Provisioning strategies

BlueStore differs from Filestore in that there are several ways to deploy a BlueStore OSD. However, the overall deployment strategy for BlueStore can be clarified by examining just these two common arrangements:

block (data) only

If all devices are of the same type (for example, they are all HDDs), and if there are no fast devices available for the storage of metadata, then it makes sense to specify the block device only and to leave block.db and block.wal unseparated. The lvm command for a single /dev/sda device is as follows:

ceph-volume lvm create --bluestore --data /dev/sda

If the devices to be used for a BlueStore OSD are pre-created logical volumes, then the lvm call for an logical volume named ceph-vg/block-lv is as follows:

ceph-volume lvm create --bluestore --data ceph-vg/block-lv

block and block.db

If you have a mix of fast and slow devices (for example, SSD or HDD), then we recommend placing block.db on the faster device while block (that is, the data) is stored on the slower device (that is, the rotational drive).

You must create these volume groups and these logical volumes manually. as The ceph-volume tool is currently unable to do so [create them?] automatically.

The following procedure illustrates the manual creation of volume groups and logical volumes. For this example, we shall assume four rotational drives (sda, sdb, sdc, and sdd) and one (fast) SSD (sdx). First, to create the volume groups, run the following commands:

vgcreate ceph-block-0 /dev/sda
vgcreate ceph-block-1 /dev/sdb
vgcreate ceph-block-2 /dev/sdc
vgcreate ceph-block-3 /dev/sdd

Next, to create the logical volumes for block, run the following commands:

lvcreate -l 100%FREE -n block-0 ceph-block-0
lvcreate -l 100%FREE -n block-1 ceph-block-1
lvcreate -l 100%FREE -n block-2 ceph-block-2
lvcreate -l 100%FREE -n block-3 ceph-block-3

Because there are four HDDs, there will be four OSDs. Supposing that there is a 200GB SSD in /dev/sdx, we can create four 50GB logical volumes by running the following commands:

vgcreate ceph-db-0 /dev/sdx
lvcreate -L 50GB -n db-0 ceph-db-0
lvcreate -L 50GB -n db-1 ceph-db-0
lvcreate -L 50GB -n db-2 ceph-db-0
lvcreate -L 50GB -n db-3 ceph-db-0

Finally, to create the four OSDs, run the following commands:

ceph-volume lvm create --bluestore --data ceph-block-0/block-0 --block.db ceph-db-0/db-0
ceph-volume lvm create --bluestore --data ceph-block-1/block-1 --block.db ceph-db-0/db-1
ceph-volume lvm create --bluestore --data ceph-block-2/block-2 --block.db ceph-db-0/db-2
ceph-volume lvm create --bluestore --data ceph-block-3/block-3 --block.db ceph-db-0/db-3

After this procedure is finished, there should be four OSDs, block should be on the four HDDs, and each HDD should have a 50GB logical volume (specifically, a DB device) on the shared SSD.

Sizing

When using a mixed spinning-and-solid-drive setup, it is important to make a large enough block.db logical volume for BlueStore. The logical volumes associated with block.db should have logical volumes that are as large as possible.

• Provided material:
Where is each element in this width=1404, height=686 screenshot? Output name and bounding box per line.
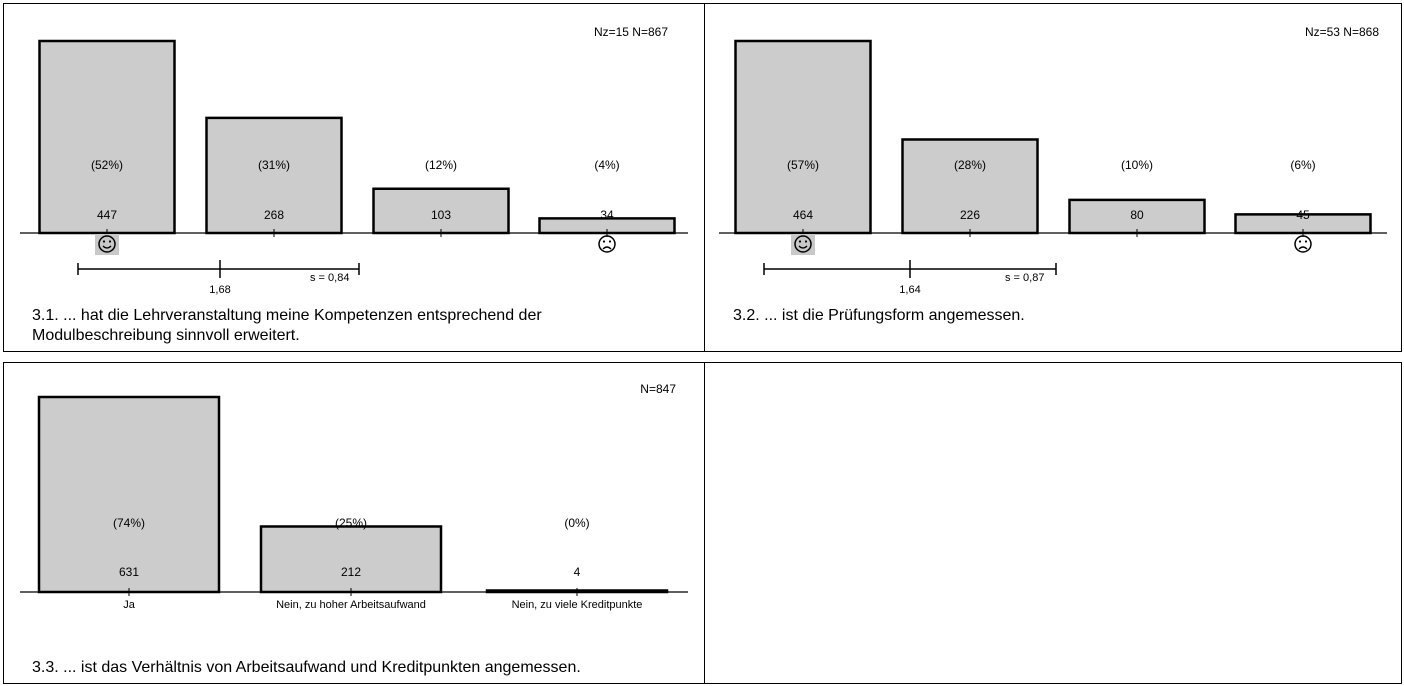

• To-do list:
A: In the BlueStore provisioning text, where should block.db be placed when a mix of fast and slow devices is available?
B: Reproduce the passage of the BlueStore provisioning text between "block and block.db" and "the rotational drive).", inclusive.

• Answers to the exercises:
A: On the faster device, with block (the data) on the slower device.

B:
block and block.db

If you have a mix of fast and slow devices (for example, SSD or HDD), then we recommend placing block.db on the faster device while block (that is, the data) is stored on the slower device (that is, the rotational drive).